DATASET RECORDS

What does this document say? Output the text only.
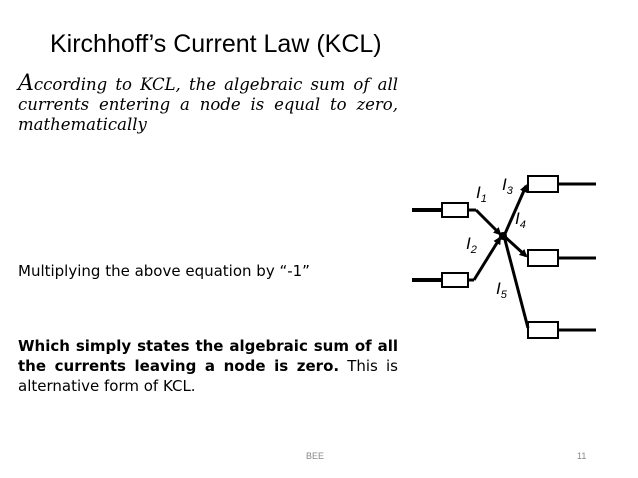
Kirchhoff’s Current Law (KCL)
According to KCL, the algebraic sum of all currents entering a node is equal to zero, mathematically
Multiplying the above equation by “-1”
Which simply states the algebraic sum of all the currents leaving a node is zero. This is alternative form of KCL.
$I_1$
$I_3$
$I_4$
$I_2$
$I_5$
BEE	11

WHAT NEEDS TO BE DONE
Return each line of the data, keeping its wording exact and omitting pictures.

EXERCISE SOLUTION
What does this document say? Output the text only.
Kirchhoff’s Current Law (KCL)
According to KCL, the algebraic sum of all currents entering a node is equal to zero, mathematically
Multiplying the above equation by “-1”
Which simply states the algebraic sum of all the currents leaving a node is zero. This is alternative form of KCL.
$I_1$
$I_3$
$I_4$
$I_2$
$I_5$
BEE	11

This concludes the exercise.